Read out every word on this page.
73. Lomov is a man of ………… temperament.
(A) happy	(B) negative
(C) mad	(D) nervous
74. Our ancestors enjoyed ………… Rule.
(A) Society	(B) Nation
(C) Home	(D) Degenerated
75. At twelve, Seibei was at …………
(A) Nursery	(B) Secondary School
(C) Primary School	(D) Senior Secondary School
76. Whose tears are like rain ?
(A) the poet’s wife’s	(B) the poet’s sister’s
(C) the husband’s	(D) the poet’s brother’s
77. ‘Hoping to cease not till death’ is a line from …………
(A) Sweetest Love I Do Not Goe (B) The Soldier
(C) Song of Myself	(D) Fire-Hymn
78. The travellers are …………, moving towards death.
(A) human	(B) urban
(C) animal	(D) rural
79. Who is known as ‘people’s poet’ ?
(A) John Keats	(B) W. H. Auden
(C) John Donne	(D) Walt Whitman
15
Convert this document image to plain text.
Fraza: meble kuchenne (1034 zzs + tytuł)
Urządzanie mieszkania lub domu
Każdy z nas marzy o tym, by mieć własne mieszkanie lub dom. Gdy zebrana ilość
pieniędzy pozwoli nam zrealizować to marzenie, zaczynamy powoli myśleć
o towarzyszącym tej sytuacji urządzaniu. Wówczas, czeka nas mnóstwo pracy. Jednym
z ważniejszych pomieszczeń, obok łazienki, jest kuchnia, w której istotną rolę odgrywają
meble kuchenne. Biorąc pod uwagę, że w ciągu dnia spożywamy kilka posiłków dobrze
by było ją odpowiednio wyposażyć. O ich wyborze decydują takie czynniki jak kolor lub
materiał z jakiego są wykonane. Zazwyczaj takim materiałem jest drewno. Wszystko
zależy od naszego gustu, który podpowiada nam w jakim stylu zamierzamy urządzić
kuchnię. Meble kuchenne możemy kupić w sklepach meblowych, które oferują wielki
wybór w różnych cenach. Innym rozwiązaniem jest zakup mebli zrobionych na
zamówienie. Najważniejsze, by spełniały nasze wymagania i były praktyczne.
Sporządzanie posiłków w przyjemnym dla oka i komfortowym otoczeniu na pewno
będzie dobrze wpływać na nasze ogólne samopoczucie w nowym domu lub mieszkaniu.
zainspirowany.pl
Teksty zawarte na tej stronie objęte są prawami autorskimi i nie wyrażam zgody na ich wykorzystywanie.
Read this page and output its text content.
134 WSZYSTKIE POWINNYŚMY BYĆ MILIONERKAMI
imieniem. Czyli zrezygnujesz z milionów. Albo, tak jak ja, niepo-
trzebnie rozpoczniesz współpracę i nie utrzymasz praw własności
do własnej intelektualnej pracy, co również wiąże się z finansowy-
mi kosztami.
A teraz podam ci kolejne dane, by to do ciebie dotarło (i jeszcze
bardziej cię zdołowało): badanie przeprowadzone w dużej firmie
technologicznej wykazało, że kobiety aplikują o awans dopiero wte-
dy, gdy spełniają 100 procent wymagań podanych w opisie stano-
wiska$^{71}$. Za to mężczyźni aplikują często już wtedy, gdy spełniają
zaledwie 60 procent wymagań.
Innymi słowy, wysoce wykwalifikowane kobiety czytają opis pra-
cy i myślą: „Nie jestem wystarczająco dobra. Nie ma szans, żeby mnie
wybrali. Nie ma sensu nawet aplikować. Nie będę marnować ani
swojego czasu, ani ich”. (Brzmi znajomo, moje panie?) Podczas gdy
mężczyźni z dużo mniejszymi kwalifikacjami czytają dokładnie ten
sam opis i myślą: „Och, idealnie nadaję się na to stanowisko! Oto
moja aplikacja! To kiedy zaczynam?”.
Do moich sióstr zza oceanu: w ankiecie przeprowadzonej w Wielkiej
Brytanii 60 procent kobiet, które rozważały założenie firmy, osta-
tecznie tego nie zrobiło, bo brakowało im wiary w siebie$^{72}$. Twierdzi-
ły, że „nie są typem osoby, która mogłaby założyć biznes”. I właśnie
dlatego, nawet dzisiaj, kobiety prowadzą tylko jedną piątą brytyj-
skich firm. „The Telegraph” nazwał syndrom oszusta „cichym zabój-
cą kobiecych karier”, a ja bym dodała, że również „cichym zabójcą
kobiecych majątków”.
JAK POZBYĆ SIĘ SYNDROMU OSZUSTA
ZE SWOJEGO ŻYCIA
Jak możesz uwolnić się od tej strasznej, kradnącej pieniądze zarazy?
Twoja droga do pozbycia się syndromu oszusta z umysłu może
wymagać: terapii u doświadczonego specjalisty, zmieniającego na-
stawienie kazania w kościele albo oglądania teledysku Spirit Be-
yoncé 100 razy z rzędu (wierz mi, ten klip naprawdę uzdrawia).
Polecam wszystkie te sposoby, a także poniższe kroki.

::::::::::

## Exercise goal
Find the word "procent" in the data and show each line that holds it.

## Response to this task
dy, gdy spełniają 100 procent wymagań podanych w opisie stano-
zaledwie 60 procent wymagań.
Brytanii 60 procent kobiet, które rozważały założenie firmy, osta-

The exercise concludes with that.